START The records

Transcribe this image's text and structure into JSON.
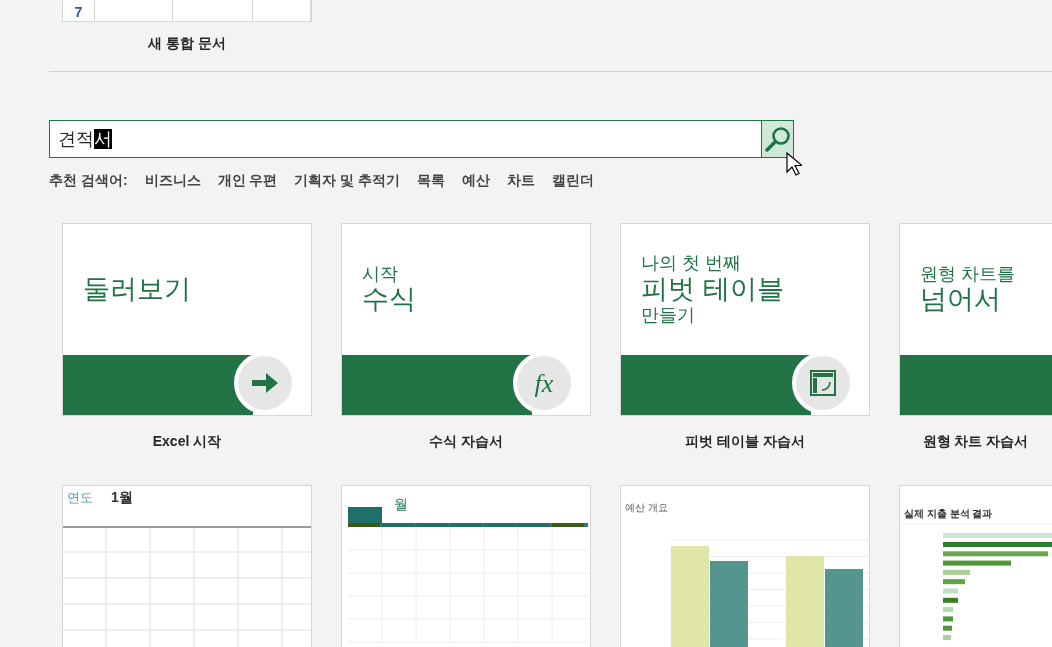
{
  "top_template": {
    "row_label": "7",
    "caption": "새 통합 문서"
  },
  "search": {
    "typed_text": "견적",
    "composing_text": "서"
  },
  "suggestions": {
    "label": "추천 검색어:",
    "items": [
      "비즈니스",
      "개인 우편",
      "기획자 및 추적기",
      "목록",
      "예산",
      "차트",
      "캘린더"
    ]
  },
  "featured": [
    {
      "lines": [
        {
          "text": "둘러보기",
          "emphasized": true
        }
      ],
      "badge": {
        "kind": "arrow"
      },
      "caption": "Excel 시작"
    },
    {
      "lines": [
        {
          "text": "시작",
          "emphasized": false
        },
        {
          "text": "수식",
          "emphasized": true
        }
      ],
      "badge": {
        "kind": "text",
        "text": "fx"
      },
      "caption": "수식 자습서"
    },
    {
      "lines": [
        {
          "text": "나의 첫 번째",
          "emphasized": false
        },
        {
          "text": "피벗 테이블",
          "emphasized": true
        },
        {
          "text": "만들기",
          "emphasized": false
        }
      ],
      "badge": {
        "kind": "pivot"
      },
      "caption": "피벗 테이블 자습서"
    },
    {
      "lines": [
        {
          "text": "원형 차트를",
          "emphasized": false
        },
        {
          "text": "넘어서",
          "emphasized": true
        }
      ],
      "badge": {
        "kind": "none"
      },
      "caption": "원형 차트 자습서"
    }
  ],
  "templates": [
    {
      "kind": "calendar-grid",
      "title": "연도",
      "subtitle": "1월"
    },
    {
      "kind": "calendar-tabbed",
      "subtitle": "월"
    },
    {
      "kind": "column-chart",
      "title": "예산 개요"
    },
    {
      "kind": "expense-bars",
      "title": "실제 지출 분석 결과"
    }
  ]
}
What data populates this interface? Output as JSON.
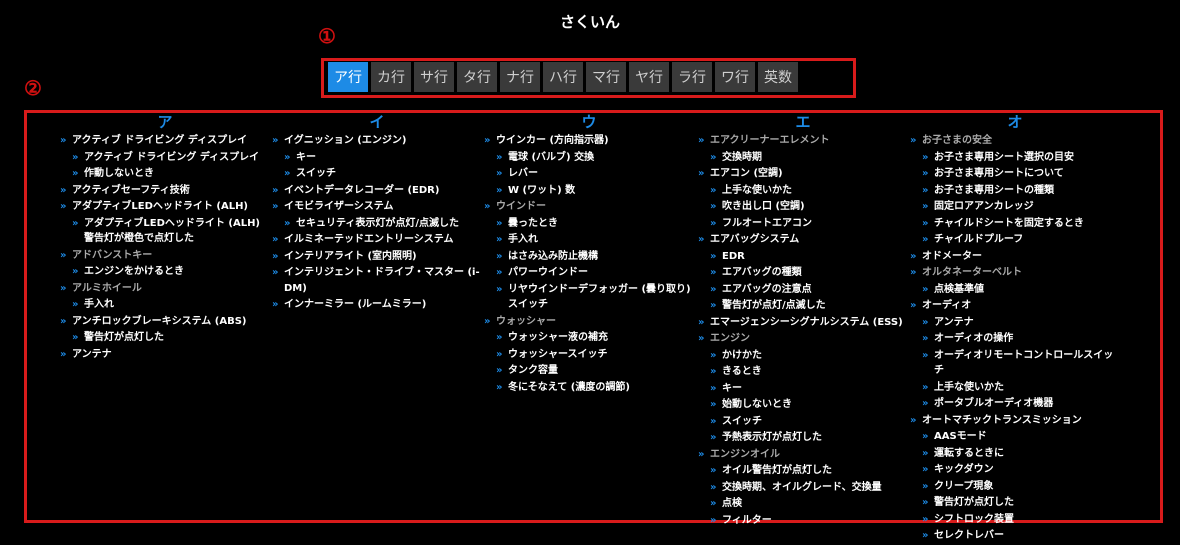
{
  "title": "さくいん",
  "callouts": {
    "one": "①",
    "two": "②"
  },
  "tabs": [
    {
      "label": "ア行",
      "active": true
    },
    {
      "label": "カ行"
    },
    {
      "label": "サ行"
    },
    {
      "label": "タ行"
    },
    {
      "label": "ナ行"
    },
    {
      "label": "ハ行"
    },
    {
      "label": "マ行"
    },
    {
      "label": "ヤ行"
    },
    {
      "label": "ラ行"
    },
    {
      "label": "ワ行"
    },
    {
      "label": "英数"
    }
  ],
  "chevron": "»",
  "columns": [
    {
      "heading": "ア",
      "items": [
        {
          "text": "アクティブ ドライビング ディスプレイ",
          "level": 0
        },
        {
          "text": "アクティブ ドライビング ディスプレイ",
          "level": 1
        },
        {
          "text": "作動しないとき",
          "level": 1
        },
        {
          "text": "アクティブセーフティ技術",
          "level": 0
        },
        {
          "text": "アダプティブLEDヘッドライト (ALH)",
          "level": 0
        },
        {
          "text": "アダプティブLEDヘッドライト (ALH) 警告灯が橙色で点灯した",
          "level": 1
        },
        {
          "text": "アドバンストキー",
          "level": 0,
          "gray": true
        },
        {
          "text": "エンジンをかけるとき",
          "level": 1
        },
        {
          "text": "アルミホイール",
          "level": 0,
          "gray": true
        },
        {
          "text": "手入れ",
          "level": 1
        },
        {
          "text": "アンチロックブレーキシステム (ABS)",
          "level": 0
        },
        {
          "text": "警告灯が点灯した",
          "level": 1
        },
        {
          "text": "アンテナ",
          "level": 0
        }
      ]
    },
    {
      "heading": "イ",
      "items": [
        {
          "text": "イグニッション (エンジン)",
          "level": 0
        },
        {
          "text": "キー",
          "level": 1
        },
        {
          "text": "スイッチ",
          "level": 1
        },
        {
          "text": "イベントデータレコーダー (EDR)",
          "level": 0
        },
        {
          "text": "イモビライザーシステム",
          "level": 0
        },
        {
          "text": "セキュリティ表示灯が点灯/点滅した",
          "level": 1
        },
        {
          "text": "イルミネーテッドエントリーシステム",
          "level": 0
        },
        {
          "text": "インテリアライト (室内照明)",
          "level": 0
        },
        {
          "text": "インテリジェント・ドライブ・マスター (i-DM)",
          "level": 0
        },
        {
          "text": "インナーミラー (ルームミラー)",
          "level": 0
        }
      ]
    },
    {
      "heading": "ウ",
      "items": [
        {
          "text": "ウインカー (方向指示器)",
          "level": 0
        },
        {
          "text": "電球 (バルブ) 交換",
          "level": 1
        },
        {
          "text": "レバー",
          "level": 1
        },
        {
          "text": "W (ワット) 数",
          "level": 1
        },
        {
          "text": "ウインドー",
          "level": 0,
          "gray": true
        },
        {
          "text": "曇ったとき",
          "level": 1
        },
        {
          "text": "手入れ",
          "level": 1
        },
        {
          "text": "はさみ込み防止機構",
          "level": 1
        },
        {
          "text": "パワーウインドー",
          "level": 1
        },
        {
          "text": "リヤウインドーデフォッガー (曇り取り) スイッチ",
          "level": 1
        },
        {
          "text": "ウォッシャー",
          "level": 0,
          "gray": true
        },
        {
          "text": "ウォッシャー液の補充",
          "level": 1
        },
        {
          "text": "ウォッシャースイッチ",
          "level": 1
        },
        {
          "text": "タンク容量",
          "level": 1
        },
        {
          "text": "冬にそなえて (濃度の調節)",
          "level": 1
        }
      ]
    },
    {
      "heading": "エ",
      "items": [
        {
          "text": "エアクリーナーエレメント",
          "level": 0,
          "gray": true
        },
        {
          "text": "交換時期",
          "level": 1
        },
        {
          "text": "エアコン (空調)",
          "level": 0
        },
        {
          "text": "上手な使いかた",
          "level": 1
        },
        {
          "text": "吹き出し口 (空調)",
          "level": 1
        },
        {
          "text": "フルオートエアコン",
          "level": 1
        },
        {
          "text": "エアバッグシステム",
          "level": 0
        },
        {
          "text": "EDR",
          "level": 1
        },
        {
          "text": "エアバッグの種類",
          "level": 1
        },
        {
          "text": "エアバッグの注意点",
          "level": 1
        },
        {
          "text": "警告灯が点灯/点滅した",
          "level": 1
        },
        {
          "text": "エマージェンシーシグナルシステム (ESS)",
          "level": 0
        },
        {
          "text": "エンジン",
          "level": 0,
          "gray": true
        },
        {
          "text": "かけかた",
          "level": 1
        },
        {
          "text": "きるとき",
          "level": 1
        },
        {
          "text": "キー",
          "level": 1
        },
        {
          "text": "始動しないとき",
          "level": 1
        },
        {
          "text": "スイッチ",
          "level": 1
        },
        {
          "text": "予熱表示灯が点灯した",
          "level": 1
        },
        {
          "text": "エンジンオイル",
          "level": 0,
          "gray": true
        },
        {
          "text": "オイル警告灯が点灯した",
          "level": 1
        },
        {
          "text": "交換時期、オイルグレード、交換量",
          "level": 1
        },
        {
          "text": "点検",
          "level": 1
        },
        {
          "text": "フィルター",
          "level": 1
        }
      ]
    },
    {
      "heading": "オ",
      "items": [
        {
          "text": "お子さまの安全",
          "level": 0,
          "gray": true
        },
        {
          "text": "お子さま専用シート選択の目安",
          "level": 1
        },
        {
          "text": "お子さま専用シートについて",
          "level": 1
        },
        {
          "text": "お子さま専用シートの種類",
          "level": 1
        },
        {
          "text": "固定ロアアンカレッジ",
          "level": 1
        },
        {
          "text": "チャイルドシートを固定するとき",
          "level": 1
        },
        {
          "text": "チャイルドプルーフ",
          "level": 1
        },
        {
          "text": "オドメーター",
          "level": 0
        },
        {
          "text": "オルタネーターベルト",
          "level": 0,
          "gray": true
        },
        {
          "text": "点検基準値",
          "level": 1
        },
        {
          "text": "オーディオ",
          "level": 0
        },
        {
          "text": "アンテナ",
          "level": 1
        },
        {
          "text": "オーディオの操作",
          "level": 1
        },
        {
          "text": "オーディオリモートコントロールスイッチ",
          "level": 1
        },
        {
          "text": "上手な使いかた",
          "level": 1
        },
        {
          "text": "ポータブルオーディオ機器",
          "level": 1
        },
        {
          "text": "オートマチックトランスミッション",
          "level": 0
        },
        {
          "text": "AASモード",
          "level": 1
        },
        {
          "text": "運転するときに",
          "level": 1
        },
        {
          "text": "キックダウン",
          "level": 1
        },
        {
          "text": "クリープ現象",
          "level": 1
        },
        {
          "text": "警告灯が点灯した",
          "level": 1
        },
        {
          "text": "シフトロック装置",
          "level": 1
        },
        {
          "text": "セレクトレバー",
          "level": 1
        }
      ]
    }
  ]
}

END The records

__Direction__. Review the preceding data and report every line that includes the string "kind".

__The completed task__.
        "kind": "arrow"
        "kind": "text",
        "kind": "pivot"
        "kind": "none"
      "kind": "calendar-grid",
      "kind": "calendar-tabbed",
      "kind": "column-chart",
      "kind": "expense-bars",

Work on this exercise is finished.